### Prompt
Pull each line holding the word "CAPÍTULO" from the data.

### Supplied material
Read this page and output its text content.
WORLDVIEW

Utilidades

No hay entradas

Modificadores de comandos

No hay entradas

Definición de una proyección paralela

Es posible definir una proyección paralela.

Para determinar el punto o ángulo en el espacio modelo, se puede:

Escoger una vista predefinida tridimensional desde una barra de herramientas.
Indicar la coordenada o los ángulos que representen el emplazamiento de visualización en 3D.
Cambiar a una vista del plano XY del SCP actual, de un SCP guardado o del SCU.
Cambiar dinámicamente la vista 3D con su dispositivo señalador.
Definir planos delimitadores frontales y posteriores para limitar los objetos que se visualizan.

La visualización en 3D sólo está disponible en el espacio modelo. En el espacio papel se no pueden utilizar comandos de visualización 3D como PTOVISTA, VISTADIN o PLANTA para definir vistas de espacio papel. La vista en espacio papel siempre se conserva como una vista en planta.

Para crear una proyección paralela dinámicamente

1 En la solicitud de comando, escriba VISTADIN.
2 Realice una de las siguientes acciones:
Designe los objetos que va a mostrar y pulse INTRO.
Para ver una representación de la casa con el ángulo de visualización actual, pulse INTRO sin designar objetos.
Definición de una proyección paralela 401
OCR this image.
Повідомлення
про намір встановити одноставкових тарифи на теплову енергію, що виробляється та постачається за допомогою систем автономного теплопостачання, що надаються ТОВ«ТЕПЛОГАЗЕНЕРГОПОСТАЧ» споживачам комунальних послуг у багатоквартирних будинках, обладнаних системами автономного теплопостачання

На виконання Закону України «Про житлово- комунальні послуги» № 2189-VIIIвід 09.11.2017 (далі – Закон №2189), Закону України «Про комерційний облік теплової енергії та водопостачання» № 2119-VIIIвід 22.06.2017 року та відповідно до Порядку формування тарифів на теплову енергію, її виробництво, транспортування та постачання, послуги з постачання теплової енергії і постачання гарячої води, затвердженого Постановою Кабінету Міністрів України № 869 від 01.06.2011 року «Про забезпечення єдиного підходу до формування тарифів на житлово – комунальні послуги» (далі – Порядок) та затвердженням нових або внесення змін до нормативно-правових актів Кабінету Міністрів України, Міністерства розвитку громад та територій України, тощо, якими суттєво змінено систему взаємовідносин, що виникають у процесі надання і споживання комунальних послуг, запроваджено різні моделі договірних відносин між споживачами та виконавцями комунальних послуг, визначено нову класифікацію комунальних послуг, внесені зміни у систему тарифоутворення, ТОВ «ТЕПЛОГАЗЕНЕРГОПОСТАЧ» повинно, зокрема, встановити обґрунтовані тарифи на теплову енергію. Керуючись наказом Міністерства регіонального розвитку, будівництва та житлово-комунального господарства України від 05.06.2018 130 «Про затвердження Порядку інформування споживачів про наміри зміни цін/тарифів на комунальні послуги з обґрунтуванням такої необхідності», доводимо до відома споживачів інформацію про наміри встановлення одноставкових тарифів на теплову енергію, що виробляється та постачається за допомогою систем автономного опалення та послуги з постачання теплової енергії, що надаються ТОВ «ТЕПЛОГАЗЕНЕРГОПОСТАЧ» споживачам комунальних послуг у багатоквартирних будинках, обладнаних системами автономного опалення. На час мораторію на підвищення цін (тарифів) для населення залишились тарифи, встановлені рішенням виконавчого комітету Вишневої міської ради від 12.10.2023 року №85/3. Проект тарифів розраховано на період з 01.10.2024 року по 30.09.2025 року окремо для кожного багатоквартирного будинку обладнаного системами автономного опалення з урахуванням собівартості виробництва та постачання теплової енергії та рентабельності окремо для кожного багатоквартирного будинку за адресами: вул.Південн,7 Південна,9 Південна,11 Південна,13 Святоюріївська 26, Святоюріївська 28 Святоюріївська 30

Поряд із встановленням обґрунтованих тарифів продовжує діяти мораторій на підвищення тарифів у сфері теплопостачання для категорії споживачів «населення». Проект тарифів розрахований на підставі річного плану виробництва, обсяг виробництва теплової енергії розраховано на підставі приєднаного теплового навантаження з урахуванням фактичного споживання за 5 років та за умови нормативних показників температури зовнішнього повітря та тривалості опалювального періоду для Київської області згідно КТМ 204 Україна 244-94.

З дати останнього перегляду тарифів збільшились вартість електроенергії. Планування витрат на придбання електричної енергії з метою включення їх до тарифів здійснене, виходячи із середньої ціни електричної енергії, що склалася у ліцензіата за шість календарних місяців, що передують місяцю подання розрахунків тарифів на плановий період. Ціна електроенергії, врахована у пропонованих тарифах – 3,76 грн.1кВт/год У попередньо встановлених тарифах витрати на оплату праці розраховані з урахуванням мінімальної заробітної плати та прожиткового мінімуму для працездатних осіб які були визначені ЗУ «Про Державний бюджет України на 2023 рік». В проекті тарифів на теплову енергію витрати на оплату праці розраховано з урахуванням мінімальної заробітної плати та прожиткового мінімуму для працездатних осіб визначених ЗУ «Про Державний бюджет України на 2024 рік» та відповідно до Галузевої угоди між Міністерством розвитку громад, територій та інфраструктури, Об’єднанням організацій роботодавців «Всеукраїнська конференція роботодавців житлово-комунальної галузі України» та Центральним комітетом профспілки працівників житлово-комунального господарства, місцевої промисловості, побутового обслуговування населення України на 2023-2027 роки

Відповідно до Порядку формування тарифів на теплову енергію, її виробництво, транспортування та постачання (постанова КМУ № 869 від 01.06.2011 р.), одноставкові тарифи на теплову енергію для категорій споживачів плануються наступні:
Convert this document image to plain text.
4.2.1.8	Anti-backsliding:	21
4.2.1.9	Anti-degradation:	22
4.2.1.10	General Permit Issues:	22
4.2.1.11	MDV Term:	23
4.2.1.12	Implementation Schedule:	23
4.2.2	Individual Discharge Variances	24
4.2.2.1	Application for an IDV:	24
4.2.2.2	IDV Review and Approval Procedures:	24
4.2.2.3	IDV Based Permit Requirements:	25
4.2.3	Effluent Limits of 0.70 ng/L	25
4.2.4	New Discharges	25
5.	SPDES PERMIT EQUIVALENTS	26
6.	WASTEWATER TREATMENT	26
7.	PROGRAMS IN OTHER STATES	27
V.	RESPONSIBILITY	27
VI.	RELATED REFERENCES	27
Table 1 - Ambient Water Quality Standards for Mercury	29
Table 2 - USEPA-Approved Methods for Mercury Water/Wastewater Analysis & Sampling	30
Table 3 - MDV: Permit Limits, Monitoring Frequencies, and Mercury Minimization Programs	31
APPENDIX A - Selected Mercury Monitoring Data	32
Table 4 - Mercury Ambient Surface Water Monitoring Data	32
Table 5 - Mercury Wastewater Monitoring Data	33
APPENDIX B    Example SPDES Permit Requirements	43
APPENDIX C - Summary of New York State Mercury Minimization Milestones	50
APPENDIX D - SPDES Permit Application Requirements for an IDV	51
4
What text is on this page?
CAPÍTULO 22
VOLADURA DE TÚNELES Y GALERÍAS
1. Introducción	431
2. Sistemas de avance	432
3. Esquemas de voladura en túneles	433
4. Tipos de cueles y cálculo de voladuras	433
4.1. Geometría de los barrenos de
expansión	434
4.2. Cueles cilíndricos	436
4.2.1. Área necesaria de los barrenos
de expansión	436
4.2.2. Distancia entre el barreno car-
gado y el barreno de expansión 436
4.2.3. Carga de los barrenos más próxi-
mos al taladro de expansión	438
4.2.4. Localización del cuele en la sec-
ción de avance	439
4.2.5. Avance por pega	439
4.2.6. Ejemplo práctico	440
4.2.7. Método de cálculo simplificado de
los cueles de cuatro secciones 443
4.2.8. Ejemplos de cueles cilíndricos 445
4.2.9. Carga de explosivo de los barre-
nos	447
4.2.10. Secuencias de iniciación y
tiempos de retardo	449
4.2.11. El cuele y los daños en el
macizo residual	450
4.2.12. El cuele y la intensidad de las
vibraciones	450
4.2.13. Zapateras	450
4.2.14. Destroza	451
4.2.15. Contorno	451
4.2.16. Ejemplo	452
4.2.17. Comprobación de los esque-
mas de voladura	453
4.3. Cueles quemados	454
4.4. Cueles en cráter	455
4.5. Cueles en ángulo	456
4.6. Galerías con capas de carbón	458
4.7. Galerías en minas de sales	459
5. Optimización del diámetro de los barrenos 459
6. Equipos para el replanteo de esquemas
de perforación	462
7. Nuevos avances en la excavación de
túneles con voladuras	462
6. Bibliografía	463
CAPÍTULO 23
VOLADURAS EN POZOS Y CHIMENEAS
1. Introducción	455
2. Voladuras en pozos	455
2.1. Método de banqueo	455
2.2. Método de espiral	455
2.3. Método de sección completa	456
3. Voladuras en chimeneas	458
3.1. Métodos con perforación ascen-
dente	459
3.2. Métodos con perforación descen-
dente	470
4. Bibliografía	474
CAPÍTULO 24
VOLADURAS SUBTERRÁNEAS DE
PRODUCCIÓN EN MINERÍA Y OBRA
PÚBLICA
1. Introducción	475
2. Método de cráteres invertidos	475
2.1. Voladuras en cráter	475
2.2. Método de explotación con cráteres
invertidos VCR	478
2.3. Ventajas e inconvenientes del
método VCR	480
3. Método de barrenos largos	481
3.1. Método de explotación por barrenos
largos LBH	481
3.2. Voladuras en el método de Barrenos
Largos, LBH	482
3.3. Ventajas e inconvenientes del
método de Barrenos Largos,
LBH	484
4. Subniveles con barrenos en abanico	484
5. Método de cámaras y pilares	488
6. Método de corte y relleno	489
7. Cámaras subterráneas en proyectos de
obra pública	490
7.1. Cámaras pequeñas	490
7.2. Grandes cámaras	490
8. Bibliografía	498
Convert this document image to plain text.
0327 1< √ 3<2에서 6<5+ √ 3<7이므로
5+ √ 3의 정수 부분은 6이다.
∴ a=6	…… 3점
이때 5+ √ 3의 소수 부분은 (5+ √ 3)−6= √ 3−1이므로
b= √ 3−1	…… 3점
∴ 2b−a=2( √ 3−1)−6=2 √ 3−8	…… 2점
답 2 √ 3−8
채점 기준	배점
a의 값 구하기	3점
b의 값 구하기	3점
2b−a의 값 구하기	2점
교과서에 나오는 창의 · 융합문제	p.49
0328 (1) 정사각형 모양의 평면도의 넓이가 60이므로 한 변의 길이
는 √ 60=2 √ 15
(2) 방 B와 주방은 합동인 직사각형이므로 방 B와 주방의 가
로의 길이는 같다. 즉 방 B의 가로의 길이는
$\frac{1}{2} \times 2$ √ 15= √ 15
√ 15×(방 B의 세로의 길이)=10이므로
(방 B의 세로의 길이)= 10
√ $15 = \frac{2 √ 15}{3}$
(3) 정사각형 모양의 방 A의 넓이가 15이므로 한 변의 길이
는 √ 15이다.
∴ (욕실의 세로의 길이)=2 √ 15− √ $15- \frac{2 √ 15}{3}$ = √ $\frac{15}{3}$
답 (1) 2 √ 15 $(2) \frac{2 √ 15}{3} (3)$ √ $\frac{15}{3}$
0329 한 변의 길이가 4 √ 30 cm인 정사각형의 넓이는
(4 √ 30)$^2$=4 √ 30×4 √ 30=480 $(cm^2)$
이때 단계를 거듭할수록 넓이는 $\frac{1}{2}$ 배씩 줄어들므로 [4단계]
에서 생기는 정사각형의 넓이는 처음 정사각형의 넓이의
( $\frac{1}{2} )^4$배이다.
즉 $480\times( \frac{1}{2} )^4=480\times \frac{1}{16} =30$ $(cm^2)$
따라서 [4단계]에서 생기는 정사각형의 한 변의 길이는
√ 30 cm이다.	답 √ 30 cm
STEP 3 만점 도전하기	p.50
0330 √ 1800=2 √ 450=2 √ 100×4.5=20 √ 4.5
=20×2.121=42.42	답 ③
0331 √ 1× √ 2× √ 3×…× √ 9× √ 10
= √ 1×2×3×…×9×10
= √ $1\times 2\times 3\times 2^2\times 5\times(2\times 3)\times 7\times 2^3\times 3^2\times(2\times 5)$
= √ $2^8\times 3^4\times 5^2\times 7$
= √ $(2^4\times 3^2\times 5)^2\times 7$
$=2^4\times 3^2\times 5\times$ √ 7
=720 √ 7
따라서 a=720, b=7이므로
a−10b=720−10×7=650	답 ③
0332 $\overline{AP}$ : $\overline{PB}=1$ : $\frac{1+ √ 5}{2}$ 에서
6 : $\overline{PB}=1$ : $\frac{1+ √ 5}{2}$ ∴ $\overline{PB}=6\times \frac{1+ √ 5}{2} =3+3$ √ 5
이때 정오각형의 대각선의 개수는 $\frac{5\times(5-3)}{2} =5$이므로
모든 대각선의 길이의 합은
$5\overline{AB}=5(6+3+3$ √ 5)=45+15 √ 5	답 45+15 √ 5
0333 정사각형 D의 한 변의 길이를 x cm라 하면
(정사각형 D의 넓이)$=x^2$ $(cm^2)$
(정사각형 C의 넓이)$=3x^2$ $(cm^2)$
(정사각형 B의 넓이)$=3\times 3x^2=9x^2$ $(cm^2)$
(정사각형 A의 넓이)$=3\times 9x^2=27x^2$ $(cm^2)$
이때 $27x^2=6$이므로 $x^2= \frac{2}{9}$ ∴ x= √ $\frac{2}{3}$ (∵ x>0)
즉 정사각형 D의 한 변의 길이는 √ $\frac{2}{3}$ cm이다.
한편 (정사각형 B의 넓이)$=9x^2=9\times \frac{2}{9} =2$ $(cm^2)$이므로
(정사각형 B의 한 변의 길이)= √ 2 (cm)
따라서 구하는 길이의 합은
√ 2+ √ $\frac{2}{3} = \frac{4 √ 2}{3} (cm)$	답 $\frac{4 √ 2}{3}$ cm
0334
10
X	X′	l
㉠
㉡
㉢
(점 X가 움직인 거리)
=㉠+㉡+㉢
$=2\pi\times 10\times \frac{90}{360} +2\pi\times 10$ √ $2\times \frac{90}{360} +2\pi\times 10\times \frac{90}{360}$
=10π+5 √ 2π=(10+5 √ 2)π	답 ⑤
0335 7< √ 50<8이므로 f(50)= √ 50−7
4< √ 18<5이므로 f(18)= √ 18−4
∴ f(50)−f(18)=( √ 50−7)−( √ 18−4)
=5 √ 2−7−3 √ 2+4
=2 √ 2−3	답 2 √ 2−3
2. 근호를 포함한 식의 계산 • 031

### Response to this exercise
CAPÍTULO 22
CAPÍTULO 23
CAPÍTULO 24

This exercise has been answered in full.